● **JOB**: Write out the whole listing exactly as it stands.

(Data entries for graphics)
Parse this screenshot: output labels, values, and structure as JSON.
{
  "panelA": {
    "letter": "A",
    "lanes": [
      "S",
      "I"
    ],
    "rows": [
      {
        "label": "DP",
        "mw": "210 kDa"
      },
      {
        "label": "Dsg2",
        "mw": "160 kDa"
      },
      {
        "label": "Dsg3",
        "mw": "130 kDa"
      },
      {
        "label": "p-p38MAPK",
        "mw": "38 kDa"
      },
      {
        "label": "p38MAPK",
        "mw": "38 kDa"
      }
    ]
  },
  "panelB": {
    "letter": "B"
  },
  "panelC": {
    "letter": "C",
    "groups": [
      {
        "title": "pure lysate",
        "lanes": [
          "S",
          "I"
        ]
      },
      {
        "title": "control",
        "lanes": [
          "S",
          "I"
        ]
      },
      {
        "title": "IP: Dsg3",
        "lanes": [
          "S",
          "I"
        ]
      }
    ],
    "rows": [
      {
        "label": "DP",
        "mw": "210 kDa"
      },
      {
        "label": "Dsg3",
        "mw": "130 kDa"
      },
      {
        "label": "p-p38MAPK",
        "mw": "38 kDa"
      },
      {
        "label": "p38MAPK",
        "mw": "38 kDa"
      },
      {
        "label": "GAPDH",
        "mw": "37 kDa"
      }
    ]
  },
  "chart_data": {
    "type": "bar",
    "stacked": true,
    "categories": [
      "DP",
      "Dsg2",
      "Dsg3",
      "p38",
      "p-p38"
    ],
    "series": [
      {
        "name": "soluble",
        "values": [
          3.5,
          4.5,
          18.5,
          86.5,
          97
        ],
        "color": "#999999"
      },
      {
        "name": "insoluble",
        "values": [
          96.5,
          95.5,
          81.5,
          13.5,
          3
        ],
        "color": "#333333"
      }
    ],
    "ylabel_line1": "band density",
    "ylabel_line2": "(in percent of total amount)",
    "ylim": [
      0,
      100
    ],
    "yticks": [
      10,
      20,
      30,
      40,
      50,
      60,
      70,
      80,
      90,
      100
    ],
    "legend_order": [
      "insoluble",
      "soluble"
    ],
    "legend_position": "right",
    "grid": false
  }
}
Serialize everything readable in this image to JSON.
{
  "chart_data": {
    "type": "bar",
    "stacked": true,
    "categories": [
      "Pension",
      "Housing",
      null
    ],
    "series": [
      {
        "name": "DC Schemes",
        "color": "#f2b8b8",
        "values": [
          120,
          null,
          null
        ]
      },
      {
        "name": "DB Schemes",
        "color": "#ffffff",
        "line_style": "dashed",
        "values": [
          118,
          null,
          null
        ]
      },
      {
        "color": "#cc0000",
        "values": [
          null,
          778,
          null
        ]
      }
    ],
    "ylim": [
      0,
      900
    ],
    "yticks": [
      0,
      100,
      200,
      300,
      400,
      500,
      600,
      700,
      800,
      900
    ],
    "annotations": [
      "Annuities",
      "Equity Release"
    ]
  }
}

● **RESULT BELOW**:
Parse this screenshot: output labels, values, and structure as JSON.
{
  "panelA": {
    "letter": "A",
    "lanes": [
      "S",
      "I"
    ],
    "rows": [
      {
        "label": "DP",
        "mw": "210 kDa"
      },
      {
        "label": "Dsg2",
        "mw": "160 kDa"
      },
      {
        "label": "Dsg3",
        "mw": "130 kDa"
      },
      {
        "label": "p-p38MAPK",
        "mw": "38 kDa"
      },
      {
        "label": "p38MAPK",
        "mw": "38 kDa"
      }
    ]
  },
  "panelB": {
    "letter": "B"
  },
  "panelC": {
    "letter": "C",
    "groups": [
      {
        "title": "pure lysate",
        "lanes": [
          "S",
          "I"
        ]
      },
      {
        "title": "control",
        "lanes": [
          "S",
          "I"
        ]
      },
      {
        "title": "IP: Dsg3",
        "lanes": [
          "S",
          "I"
        ]
      }
    ],
    "rows": [
      {
        "label": "DP",
        "mw": "210 kDa"
      },
      {
        "label": "Dsg3",
        "mw": "130 kDa"
      },
      {
        "label": "p-p38MAPK",
        "mw": "38 kDa"
      },
      {
        "label": "p38MAPK",
        "mw": "38 kDa"
      },
      {
        "label": "GAPDH",
        "mw": "37 kDa"
      }
    ]
  },
  "chart_data": {
    "type": "bar",
    "stacked": true,
    "categories": [
      "DP",
      "Dsg2",
      "Dsg3",
      "p38",
      "p-p38"
    ],
    "series": [
      {
        "name": "soluble",
        "values": [
          3.5,
          4.5,
          18.5,
          86.5,
          97
        ],
        "color": "#999999"
      },
      {
        "name": "insoluble",
        "values": [
          96.5,
          95.5,
          81.5,
          13.5,
          3
        ],
        "color": "#333333"
      }
    ],
    "ylabel_line1": "band density",
    "ylabel_line2": "(in percent of total amount)",
    "ylim": [
      0,
      100
    ],
    "yticks": [
      10,
      20,
      30,
      40,
      50,
      60,
      70,
      80,
      90,
      100
    ],
    "legend_order": [
      "insoluble",
      "soluble"
    ],
    "legend_position": "right",
    "grid": false
  }
}
Serialize everything readable in this image to JSON.
{
  "chart_data": {
    "type": "bar",
    "stacked": true,
    "categories": [
      "Pension",
      "Housing",
      null
    ],
    "series": [
      {
        "name": "DC Schemes",
        "color": "#f2b8b8",
        "values": [
          120,
          null,
          null
        ]
      },
      {
        "name": "DB Schemes",
        "color": "#ffffff",
        "line_style": "dashed",
        "values": [
          118,
          null,
          null
        ]
      },
      {
        "color": "#cc0000",
        "values": [
          null,
          778,
          null
        ]
      }
    ],
    "ylim": [
      0,
      900
    ],
    "yticks": [
      0,
      100,
      200,
      300,
      400,
      500,
      600,
      700,
      800,
      900
    ],
    "annotations": [
      "Annuities",
      "Equity Release"
    ]
  }
}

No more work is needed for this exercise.